* Your goal
Everything in the records except the pictures must be copied out exactly.
▬▬▬▬▬▬
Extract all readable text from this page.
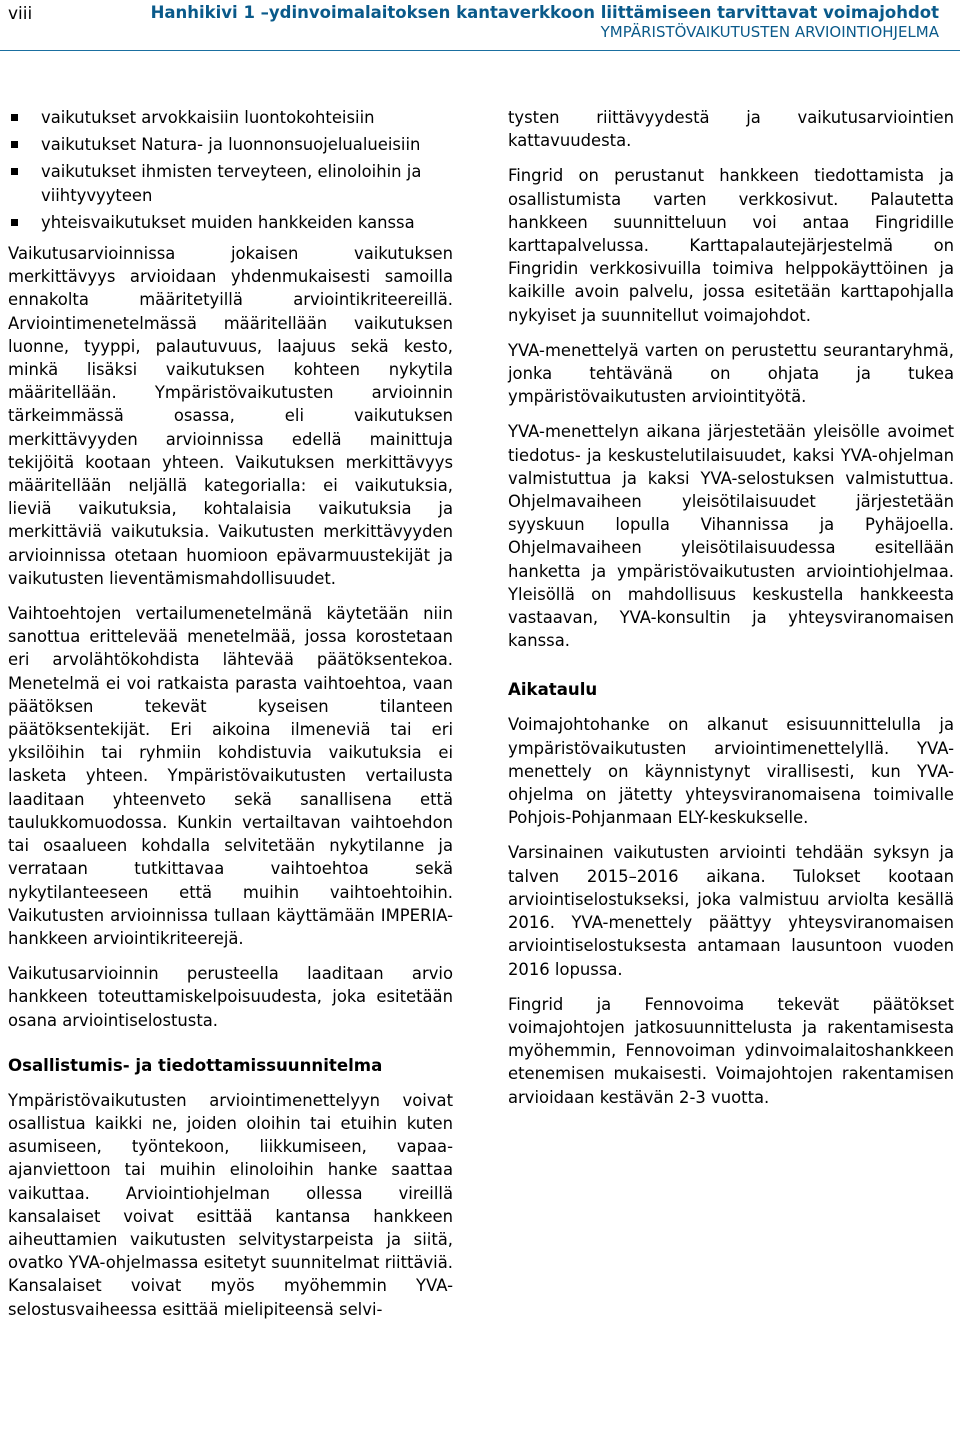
viii	Hanhikivi 1 –ydinvoimalaitoksen kantaverkkoon liittämiseen tarvittavat voimajohdot
YMPÄRISTÖVAIKUTUSTEN ARVIOINTIOHJELMA
vaikutukset arvokkaisiin luontokohteisiin
vaikutukset Natura- ja luonnonsuojelualueisiin
vaikutukset ihmisten terveyteen, elinoloihin ja viihtyvyyteen
yhteisvaikutukset muiden hankkeiden kanssa

Vaikutusarvioinnissa jokaisen vaikutuksen merkittävyys arvioidaan yhdenmukaisesti samoilla ennakolta määritetyillä arviointikriteereillä. Arviointimenetelmässä määritellään vaikutuksen luonne, tyyppi, palautuvuus, laajuus sekä kesto, minkä lisäksi vaikutuksen kohteen nykytila määritellään. Ympäristövaikutusten arvioinnin tärkeimmässä osassa, eli vaikutuksen merkittävyyden arvioinnissa edellä mainittuja tekijöitä kootaan yhteen. Vaikutuksen merkittävyys määritellään neljällä kategorialla: ei vaikutuksia, lieviä vaikutuksia, kohtalaisia vaikutuksia ja merkittäviä vaikutuksia. Vaikutusten merkittävyyden arvioinnissa otetaan huomioon epävarmuustekijät ja vaikutusten lieventämismahdollisuudet.

Vaihtoehtojen vertailumenetelmänä käytetään niin sanottua erittelevää menetelmää, jossa korostetaan eri arvolähtökohdista lähtevää päätöksentekoa. Menetelmä ei voi ratkaista parasta vaihtoehtoa, vaan päätöksen tekevät kyseisen tilanteen päätöksentekijät. Eri aikoina ilmeneviä tai eri yksilöihin tai ryhmiin kohdistuvia vaikutuksia ei lasketa yhteen. Ympäristövaikutusten vertailusta laaditaan yhteenveto sekä sanallisena että taulukkomuodossa. Kunkin vertailtavan vaihtoehdon tai osaalueen kohdalla selvitetään nykytilanne ja verrataan tutkittavaa vaihtoehtoa sekä nykytilanteeseen että muihin vaihtoehtoihin. Vaikutusten arvioinnissa tullaan käyttämään IMPERIA-hankkeen arviointikriteerejä.

Vaikutusarvioinnin perusteella laaditaan arvio hankkeen toteuttamiskelpoisuudesta, joka esitetään osana arviointiselostusta.

Osallistumis- ja tiedottamissuunnitelma

Ympäristövaikutusten arviointimenettelyyn voivat osallistua kaikki ne, joiden oloihin tai etuihin kuten asumiseen, työntekoon, liikkumiseen, vapaa-ajanviettoon tai muihin elinoloihin hanke saattaa vaikuttaa. Arviointiohjelman ollessa vireillä kansalaiset voivat esittää kantansa hankkeen aiheuttamien vaikutusten selvitystarpeista ja siitä, ovatko YVA-ohjelmassa esitetyt suunnitelmat riittäviä. Kansalaiset voivat myös myöhemmin YVA-selostusvaiheessa esittää mielipiteensä selvi-

tysten riittävyydestä ja vaikutusarviointien kattavuudesta.

Fingrid on perustanut hankkeen tiedottamista ja osallistumista varten verkkosivut. Palautetta hankkeen suunnitteluun voi antaa Fingridille karttapalvelussa. Karttapalautejärjestelmä on Fingridin verkkosivuilla toimiva helppokäyttöinen ja kaikille avoin palvelu, jossa esitetään karttapohjalla nykyiset ja suunnitellut voimajohdot.

YVA-menettelyä varten on perustettu seurantaryhmä, jonka tehtävänä on ohjata ja tukea ympäristövaikutusten arviointityötä.

YVA-menettelyn aikana järjestetään yleisölle avoimet tiedotus- ja keskustelutilaisuudet, kaksi YVA-ohjelman valmistuttua ja kaksi YVA-selostuksen valmistuttua. Ohjelmavaiheen yleisötilaisuudet järjestetään syyskuun lopulla Vihannissa ja Pyhäjoella. Ohjelmavaiheen yleisötilaisuudessa esitellään hanketta ja ympäristövaikutusten arviointiohjelmaa. Yleisöllä on mahdollisuus keskustella hankkeesta vastaavan, YVA-konsultin ja yhteysviranomaisen kanssa.

Aikataulu

Voimajohtohanke on alkanut esisuunnittelulla ja ympäristövaikutusten arviointimenettelyllä. YVA-menettely on käynnistynyt virallisesti, kun YVA-ohjelma on jätetty yhteysviranomaisena toimivalle Pohjois-Pohjanmaan ELY-keskukselle.

Varsinainen vaikutusten arviointi tehdään syksyn ja talven 2015–2016 aikana. Tulokset kootaan arviointiselostukseksi, joka valmistuu arviolta kesällä 2016. YVA-menettely päättyy yhteysviranomaisen arviointiselostuksesta antamaan lausuntoon vuoden 2016 lopussa.

Fingrid ja Fennovoima tekevät päätökset voimajohtojen jatkosuunnittelusta ja rakentamisesta myöhemmin, Fennovoiman ydinvoimalaitoshankkeen etenemisen mukaisesti. Voimajohtojen rakentamisen arvioidaan kestävän 2-3 vuotta.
▬▬▬▬▬▬
* Output
Extract all readable text from this page.
viii	Hanhikivi 1 –ydinvoimalaitoksen kantaverkkoon liittämiseen tarvittavat voimajohdot
YMPÄRISTÖVAIKUTUSTEN ARVIOINTIOHJELMA
vaikutukset arvokkaisiin luontokohteisiin
vaikutukset Natura- ja luonnonsuojelualueisiin
vaikutukset ihmisten terveyteen, elinoloihin ja viihtyvyyteen
yhteisvaikutukset muiden hankkeiden kanssa

Vaikutusarvioinnissa jokaisen vaikutuksen merkittävyys arvioidaan yhdenmukaisesti samoilla ennakolta määritetyillä arviointikriteereillä. Arviointimenetelmässä määritellään vaikutuksen luonne, tyyppi, palautuvuus, laajuus sekä kesto, minkä lisäksi vaikutuksen kohteen nykytila määritellään. Ympäristövaikutusten arvioinnin tärkeimmässä osassa, eli vaikutuksen merkittävyyden arvioinnissa edellä mainittuja tekijöitä kootaan yhteen. Vaikutuksen merkittävyys määritellään neljällä kategorialla: ei vaikutuksia, lieviä vaikutuksia, kohtalaisia vaikutuksia ja merkittäviä vaikutuksia. Vaikutusten merkittävyyden arvioinnissa otetaan huomioon epävarmuustekijät ja vaikutusten lieventämismahdollisuudet.

Vaihtoehtojen vertailumenetelmänä käytetään niin sanottua erittelevää menetelmää, jossa korostetaan eri arvolähtökohdista lähtevää päätöksentekoa. Menetelmä ei voi ratkaista parasta vaihtoehtoa, vaan päätöksen tekevät kyseisen tilanteen päätöksentekijät. Eri aikoina ilmeneviä tai eri yksilöihin tai ryhmiin kohdistuvia vaikutuksia ei lasketa yhteen. Ympäristövaikutusten vertailusta laaditaan yhteenveto sekä sanallisena että taulukkomuodossa. Kunkin vertailtavan vaihtoehdon tai osaalueen kohdalla selvitetään nykytilanne ja verrataan tutkittavaa vaihtoehtoa sekä nykytilanteeseen että muihin vaihtoehtoihin. Vaikutusten arvioinnissa tullaan käyttämään IMPERIA-hankkeen arviointikriteerejä.

Vaikutusarvioinnin perusteella laaditaan arvio hankkeen toteuttamiskelpoisuudesta, joka esitetään osana arviointiselostusta.

Osallistumis- ja tiedottamissuunnitelma

Ympäristövaikutusten arviointimenettelyyn voivat osallistua kaikki ne, joiden oloihin tai etuihin kuten asumiseen, työntekoon, liikkumiseen, vapaa-ajanviettoon tai muihin elinoloihin hanke saattaa vaikuttaa. Arviointiohjelman ollessa vireillä kansalaiset voivat esittää kantansa hankkeen aiheuttamien vaikutusten selvitystarpeista ja siitä, ovatko YVA-ohjelmassa esitetyt suunnitelmat riittäviä. Kansalaiset voivat myös myöhemmin YVA-selostusvaiheessa esittää mielipiteensä selvi-

tysten riittävyydestä ja vaikutusarviointien kattavuudesta.

Fingrid on perustanut hankkeen tiedottamista ja osallistumista varten verkkosivut. Palautetta hankkeen suunnitteluun voi antaa Fingridille karttapalvelussa. Karttapalautejärjestelmä on Fingridin verkkosivuilla toimiva helppokäyttöinen ja kaikille avoin palvelu, jossa esitetään karttapohjalla nykyiset ja suunnitellut voimajohdot.

YVA-menettelyä varten on perustettu seurantaryhmä, jonka tehtävänä on ohjata ja tukea ympäristövaikutusten arviointityötä.

YVA-menettelyn aikana järjestetään yleisölle avoimet tiedotus- ja keskustelutilaisuudet, kaksi YVA-ohjelman valmistuttua ja kaksi YVA-selostuksen valmistuttua. Ohjelmavaiheen yleisötilaisuudet järjestetään syyskuun lopulla Vihannissa ja Pyhäjoella. Ohjelmavaiheen yleisötilaisuudessa esitellään hanketta ja ympäristövaikutusten arviointiohjelmaa. Yleisöllä on mahdollisuus keskustella hankkeesta vastaavan, YVA-konsultin ja yhteysviranomaisen kanssa.

Aikataulu

Voimajohtohanke on alkanut esisuunnittelulla ja ympäristövaikutusten arviointimenettelyllä. YVA-menettely on käynnistynyt virallisesti, kun YVA-ohjelma on jätetty yhteysviranomaisena toimivalle Pohjois-Pohjanmaan ELY-keskukselle.

Varsinainen vaikutusten arviointi tehdään syksyn ja talven 2015–2016 aikana. Tulokset kootaan arviointiselostukseksi, joka valmistuu arviolta kesällä 2016. YVA-menettely päättyy yhteysviranomaisen arviointiselostuksesta antamaan lausuntoon vuoden 2016 lopussa.

Fingrid ja Fennovoima tekevät päätökset voimajohtojen jatkosuunnittelusta ja rakentamisesta myöhemmin, Fennovoiman ydinvoimalaitoshankkeen etenemisen mukaisesti. Voimajohtojen rakentamisen arvioidaan kestävän 2-3 vuotta.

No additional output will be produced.